→ **DATASET**:
* BEGIN *
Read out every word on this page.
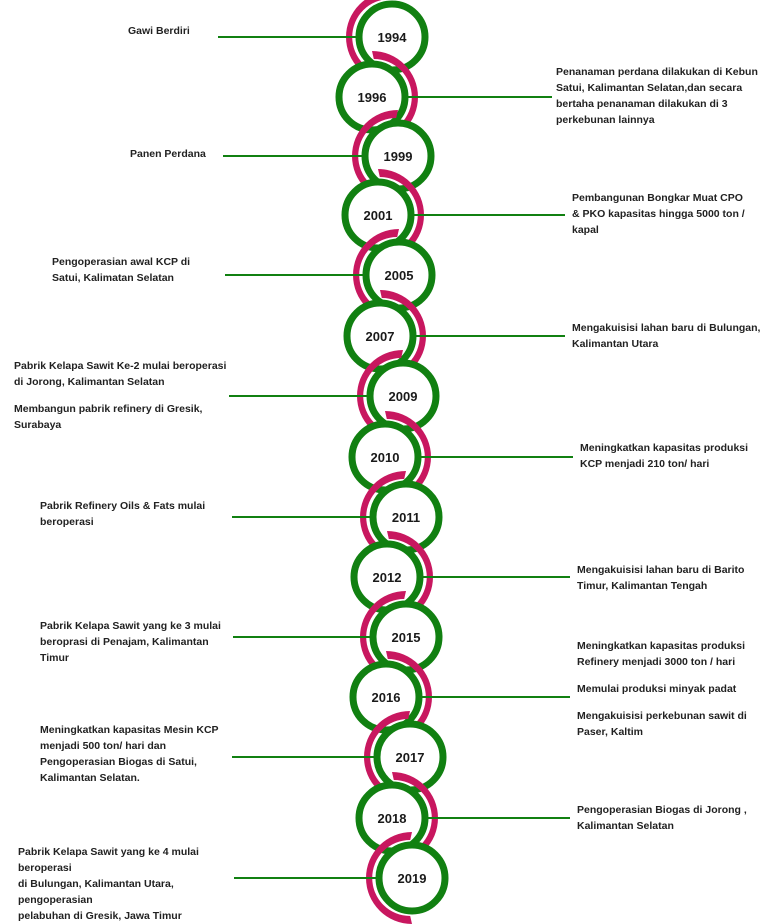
1994
1996
1999
2001
2005
2007
2009
2010
2011
2012
2015
2016
2017
2018
2019

Gawi Berdiri

Penanaman perdana dilakukan di Kebun
Satui, Kalimantan Selatan,dan secara
bertaha penanaman dilakukan di 3
perkebunan lainnya

Panen Perdana

Pembangunan Bongkar Muat CPO
& PKO kapasitas hingga 5000 ton /
kapal

Pengoperasian awal KCP di
Satui, Kalimatan Selatan

Mengakuisisi lahan baru di Bulungan,
Kalimantan Utara

Pabrik Kelapa Sawit Ke-2 mulai beroperasi
di Jorong, Kalimantan Selatan

Membangun pabrik refinery di Gresik,
Surabaya

Meningkatkan kapasitas produksi
KCP menjadi 210 ton/ hari

Pabrik Refinery Oils & Fats mulai
beroperasi

Mengakuisisi lahan baru di Barito
Timur, Kalimantan Tengah

Pabrik Kelapa Sawit yang ke 3 mulai
beroprasi di Penajam, Kalimantan
Timur

Meningkatkan kapasitas produksi
Refinery menjadi 3000 ton / hari

Memulai produksi minyak padat

Mengakuisisi perkebunan sawit di
Paser, Kaltim

Meningkatkan kapasitas Mesin KCP
menjadi 500 ton/ hari dan
Pengoperasian Biogas di Satui,
Kalimantan Selatan.

Pengoperasian Biogas di Jorong ,
Kalimantan Selatan

Pabrik Kelapa Sawit yang ke 4 mulai beroperasi
di Bulungan, Kalimantan Utara, pengoperasian
pelabuhan di Gresik, Jawa Timur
* END *
→ **AIM OF THE TASK**:
Write out all the records again, exactly, minus any pictures.

→ **PROBLEM SOLUTION**:
Read out every word on this page.
1994
1996
1999
2001
2005
2007
2009
2010
2011
2012
2015
2016
2017
2018
2019

Gawi Berdiri

Penanaman perdana dilakukan di Kebun
Satui, Kalimantan Selatan,dan secara
bertaha penanaman dilakukan di 3
perkebunan lainnya

Panen Perdana

Pembangunan Bongkar Muat CPO
& PKO kapasitas hingga 5000 ton /
kapal

Pengoperasian awal KCP di
Satui, Kalimatan Selatan

Mengakuisisi lahan baru di Bulungan,
Kalimantan Utara

Pabrik Kelapa Sawit Ke-2 mulai beroperasi
di Jorong, Kalimantan Selatan

Membangun pabrik refinery di Gresik,
Surabaya

Meningkatkan kapasitas produksi
KCP menjadi 210 ton/ hari

Pabrik Refinery Oils & Fats mulai
beroperasi

Mengakuisisi lahan baru di Barito
Timur, Kalimantan Tengah

Pabrik Kelapa Sawit yang ke 3 mulai
beroprasi di Penajam, Kalimantan
Timur

Meningkatkan kapasitas produksi
Refinery menjadi 3000 ton / hari

Memulai produksi minyak padat

Mengakuisisi perkebunan sawit di
Paser, Kaltim

Meningkatkan kapasitas Mesin KCP
menjadi 500 ton/ hari dan
Pengoperasian Biogas di Satui,
Kalimantan Selatan.

Pengoperasian Biogas di Jorong ,
Kalimantan Selatan

Pabrik Kelapa Sawit yang ke 4 mulai beroperasi
di Bulungan, Kalimantan Utara, pengoperasian
pelabuhan di Gresik, Jawa Timur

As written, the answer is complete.